*Work instructions*: Output all of the entries exactly as written.

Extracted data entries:
** begin **

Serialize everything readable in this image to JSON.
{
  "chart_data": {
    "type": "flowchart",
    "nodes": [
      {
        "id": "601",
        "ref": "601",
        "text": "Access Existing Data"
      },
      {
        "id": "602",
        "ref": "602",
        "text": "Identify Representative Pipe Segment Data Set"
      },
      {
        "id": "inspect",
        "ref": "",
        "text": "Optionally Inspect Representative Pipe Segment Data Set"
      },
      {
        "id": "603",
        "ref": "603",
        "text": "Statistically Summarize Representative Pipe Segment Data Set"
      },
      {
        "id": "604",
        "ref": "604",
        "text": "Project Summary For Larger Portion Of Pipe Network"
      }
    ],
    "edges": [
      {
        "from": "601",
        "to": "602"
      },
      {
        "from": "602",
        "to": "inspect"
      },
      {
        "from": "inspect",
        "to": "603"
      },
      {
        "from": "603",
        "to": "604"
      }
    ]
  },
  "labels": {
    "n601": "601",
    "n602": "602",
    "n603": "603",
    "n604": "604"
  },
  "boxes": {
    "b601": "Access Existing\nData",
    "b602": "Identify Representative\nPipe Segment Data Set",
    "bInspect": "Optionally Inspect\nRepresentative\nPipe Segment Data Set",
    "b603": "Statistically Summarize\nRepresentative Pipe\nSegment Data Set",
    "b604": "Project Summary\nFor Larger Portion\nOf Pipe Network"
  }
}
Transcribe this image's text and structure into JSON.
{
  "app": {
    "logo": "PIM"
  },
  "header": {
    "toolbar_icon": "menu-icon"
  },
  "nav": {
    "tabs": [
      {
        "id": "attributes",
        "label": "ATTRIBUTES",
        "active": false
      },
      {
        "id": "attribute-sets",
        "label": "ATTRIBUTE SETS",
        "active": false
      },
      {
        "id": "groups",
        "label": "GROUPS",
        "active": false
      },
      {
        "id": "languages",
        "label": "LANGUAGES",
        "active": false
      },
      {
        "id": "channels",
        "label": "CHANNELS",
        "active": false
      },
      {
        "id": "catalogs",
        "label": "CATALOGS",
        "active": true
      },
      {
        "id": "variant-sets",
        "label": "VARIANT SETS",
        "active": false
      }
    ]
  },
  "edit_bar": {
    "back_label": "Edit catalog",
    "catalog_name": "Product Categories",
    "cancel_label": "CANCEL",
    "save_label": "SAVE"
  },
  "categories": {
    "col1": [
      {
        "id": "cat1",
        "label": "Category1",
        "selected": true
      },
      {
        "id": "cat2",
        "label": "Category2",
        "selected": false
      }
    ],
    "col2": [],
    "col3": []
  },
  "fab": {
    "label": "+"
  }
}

** end **

*Reply to the task*:
Serialize everything readable in this image to JSON.
{
  "chart_data": {
    "type": "flowchart",
    "nodes": [
      {
        "id": "601",
        "ref": "601",
        "text": "Access Existing Data"
      },
      {
        "id": "602",
        "ref": "602",
        "text": "Identify Representative Pipe Segment Data Set"
      },
      {
        "id": "inspect",
        "ref": "",
        "text": "Optionally Inspect Representative Pipe Segment Data Set"
      },
      {
        "id": "603",
        "ref": "603",
        "text": "Statistically Summarize Representative Pipe Segment Data Set"
      },
      {
        "id": "604",
        "ref": "604",
        "text": "Project Summary For Larger Portion Of Pipe Network"
      }
    ],
    "edges": [
      {
        "from": "601",
        "to": "602"
      },
      {
        "from": "602",
        "to": "inspect"
      },
      {
        "from": "inspect",
        "to": "603"
      },
      {
        "from": "603",
        "to": "604"
      }
    ]
  },
  "labels": {
    "n601": "601",
    "n602": "602",
    "n603": "603",
    "n604": "604"
  },
  "boxes": {
    "b601": "Access Existing\nData",
    "b602": "Identify Representative\nPipe Segment Data Set",
    "bInspect": "Optionally Inspect\nRepresentative\nPipe Segment Data Set",
    "b603": "Statistically Summarize\nRepresentative Pipe\nSegment Data Set",
    "b604": "Project Summary\nFor Larger Portion\nOf Pipe Network"
  }
}
Transcribe this image's text and structure into JSON.
{
  "app": {
    "logo": "PIM"
  },
  "header": {
    "toolbar_icon": "menu-icon"
  },
  "nav": {
    "tabs": [
      {
        "id": "attributes",
        "label": "ATTRIBUTES",
        "active": false
      },
      {
        "id": "attribute-sets",
        "label": "ATTRIBUTE SETS",
        "active": false
      },
      {
        "id": "groups",
        "label": "GROUPS",
        "active": false
      },
      {
        "id": "languages",
        "label": "LANGUAGES",
        "active": false
      },
      {
        "id": "channels",
        "label": "CHANNELS",
        "active": false
      },
      {
        "id": "catalogs",
        "label": "CATALOGS",
        "active": true
      },
      {
        "id": "variant-sets",
        "label": "VARIANT SETS",
        "active": false
      }
    ]
  },
  "edit_bar": {
    "back_label": "Edit catalog",
    "catalog_name": "Product Categories",
    "cancel_label": "CANCEL",
    "save_label": "SAVE"
  },
  "categories": {
    "col1": [
      {
        "id": "cat1",
        "label": "Category1",
        "selected": true
      },
      {
        "id": "cat2",
        "label": "Category2",
        "selected": false
      }
    ],
    "col2": [],
    "col3": []
  },
  "fab": {
    "label": "+"
  }
}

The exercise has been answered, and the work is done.